Required work: Restate the full listing word for word and leave the pictures out.

Stored data:
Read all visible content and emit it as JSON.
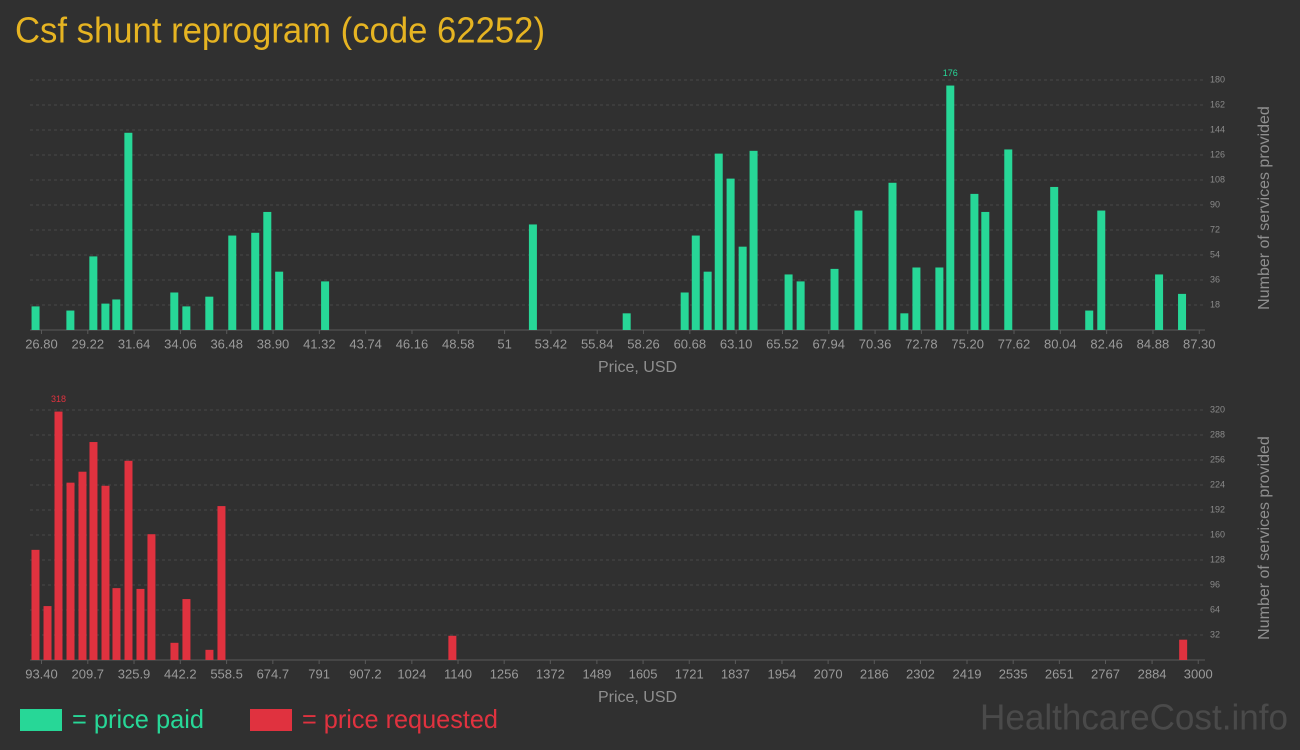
{
  "title": "Csf shunt reprogram (code 62252)",
  "watermark": "HealthcareCost.info",
  "chart_data": [
    {
      "type": "bar",
      "x_label": "Price, USD",
      "y_label": "Number of services provided",
      "x": [
        26.49,
        28.31,
        29.51,
        30.14,
        30.71,
        31.34,
        33.74,
        34.37,
        35.57,
        36.77,
        37.97,
        38.6,
        39.22,
        41.62,
        52.48,
        57.38,
        60.41,
        60.99,
        61.61,
        62.19,
        62.81,
        63.44,
        64.01,
        65.84,
        66.47,
        68.24,
        69.49,
        71.27,
        71.89,
        72.52,
        73.72,
        74.29,
        75.55,
        76.12,
        77.32,
        79.72,
        81.55,
        82.18,
        85.2,
        86.4
      ],
      "series": [
        {
          "name": "= price paid",
          "color": "#27d797",
          "values": [
            17,
            14,
            53,
            19,
            22,
            142,
            27,
            17,
            24,
            68,
            70,
            85,
            42,
            35,
            76,
            12,
            27,
            68,
            42,
            127,
            109,
            60,
            129,
            40,
            35,
            44,
            86,
            106,
            12,
            45,
            45,
            176,
            98,
            85,
            130,
            103,
            14,
            86,
            40,
            26
          ]
        }
      ],
      "xlim": [
        26.2,
        87.6
      ],
      "xticks": [
        {
          "value": 26.8,
          "label": "26.80"
        },
        29.22,
        31.64,
        34.06,
        36.48,
        {
          "value": 38.9,
          "label": "38.90"
        },
        41.32,
        43.74,
        46.16,
        48.58,
        51,
        53.42,
        55.84,
        58.26,
        60.68,
        {
          "value": 63.1,
          "label": "63.10"
        },
        65.52,
        67.94,
        70.36,
        72.78,
        {
          "value": 75.2,
          "label": "75.20"
        },
        77.62,
        80.04,
        82.46,
        84.88,
        {
          "value": 87.3,
          "label": "87.30"
        }
      ],
      "ylim": [
        0,
        180
      ],
      "yticks": [
        18,
        36,
        54,
        72,
        90,
        108,
        126,
        144,
        162,
        180
      ],
      "grid": true
    },
    {
      "type": "bar",
      "x_label": "Price, USD",
      "y_label": "Number of services provided",
      "x": [
        78.3,
        108.5,
        136.1,
        166.3,
        196.4,
        224.0,
        254.2,
        281.8,
        312.0,
        342.1,
        369.7,
        427.5,
        457.6,
        515.4,
        545.6,
        1125.8,
        2962.1
      ],
      "series": [
        {
          "name": "= price requested",
          "color": "#e0323f",
          "values": [
            141,
            69,
            318,
            227,
            241,
            279,
            223,
            92,
            255,
            91,
            161,
            22,
            78,
            13,
            197,
            31,
            26
          ]
        }
      ],
      "xlim": [
        64.5,
        3017
      ],
      "xticks": [
        {
          "value": 93.4,
          "label": "93.40"
        },
        209.7,
        325.9,
        442.2,
        558.5,
        674.7,
        791,
        907.2,
        1024,
        1140,
        1256,
        1372,
        1489,
        1605,
        1721,
        1837,
        1954,
        2070,
        2186,
        2302,
        2419,
        2535,
        2651,
        2767,
        2884,
        3000
      ],
      "ylim": [
        0,
        320
      ],
      "yticks": [
        32,
        64,
        96,
        128,
        160,
        192,
        224,
        256,
        288,
        320
      ],
      "grid": true
    }
  ]
}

Answer to this task:
Read all visible content and emit it as JSON.
{
  "title": "Csf shunt reprogram (code 62252)",
  "watermark": "HealthcareCost.info",
  "chart_data": [
    {
      "type": "bar",
      "x_label": "Price, USD",
      "y_label": "Number of services provided",
      "x": [
        26.49,
        28.31,
        29.51,
        30.14,
        30.71,
        31.34,
        33.74,
        34.37,
        35.57,
        36.77,
        37.97,
        38.6,
        39.22,
        41.62,
        52.48,
        57.38,
        60.41,
        60.99,
        61.61,
        62.19,
        62.81,
        63.44,
        64.01,
        65.84,
        66.47,
        68.24,
        69.49,
        71.27,
        71.89,
        72.52,
        73.72,
        74.29,
        75.55,
        76.12,
        77.32,
        79.72,
        81.55,
        82.18,
        85.2,
        86.4
      ],
      "series": [
        {
          "name": "= price paid",
          "color": "#27d797",
          "values": [
            17,
            14,
            53,
            19,
            22,
            142,
            27,
            17,
            24,
            68,
            70,
            85,
            42,
            35,
            76,
            12,
            27,
            68,
            42,
            127,
            109,
            60,
            129,
            40,
            35,
            44,
            86,
            106,
            12,
            45,
            45,
            176,
            98,
            85,
            130,
            103,
            14,
            86,
            40,
            26
          ]
        }
      ],
      "xlim": [
        26.2,
        87.6
      ],
      "xticks": [
        {
          "value": 26.8,
          "label": "26.80"
        },
        29.22,
        31.64,
        34.06,
        36.48,
        {
          "value": 38.9,
          "label": "38.90"
        },
        41.32,
        43.74,
        46.16,
        48.58,
        51,
        53.42,
        55.84,
        58.26,
        60.68,
        {
          "value": 63.1,
          "label": "63.10"
        },
        65.52,
        67.94,
        70.36,
        72.78,
        {
          "value": 75.2,
          "label": "75.20"
        },
        77.62,
        80.04,
        82.46,
        84.88,
        {
          "value": 87.3,
          "label": "87.30"
        }
      ],
      "ylim": [
        0,
        180
      ],
      "yticks": [
        18,
        36,
        54,
        72,
        90,
        108,
        126,
        144,
        162,
        180
      ],
      "grid": true
    },
    {
      "type": "bar",
      "x_label": "Price, USD",
      "y_label": "Number of services provided",
      "x": [
        78.3,
        108.5,
        136.1,
        166.3,
        196.4,
        224.0,
        254.2,
        281.8,
        312.0,
        342.1,
        369.7,
        427.5,
        457.6,
        515.4,
        545.6,
        1125.8,
        2962.1
      ],
      "series": [
        {
          "name": "= price requested",
          "color": "#e0323f",
          "values": [
            141,
            69,
            318,
            227,
            241,
            279,
            223,
            92,
            255,
            91,
            161,
            22,
            78,
            13,
            197,
            31,
            26
          ]
        }
      ],
      "xlim": [
        64.5,
        3017
      ],
      "xticks": [
        {
          "value": 93.4,
          "label": "93.40"
        },
        209.7,
        325.9,
        442.2,
        558.5,
        674.7,
        791,
        907.2,
        1024,
        1140,
        1256,
        1372,
        1489,
        1605,
        1721,
        1837,
        1954,
        2070,
        2186,
        2302,
        2419,
        2535,
        2651,
        2767,
        2884,
        3000
      ],
      "ylim": [
        0,
        320
      ],
      "yticks": [
        32,
        64,
        96,
        128,
        160,
        192,
        224,
        256,
        288,
        320
      ],
      "grid": true
    }
  ]
}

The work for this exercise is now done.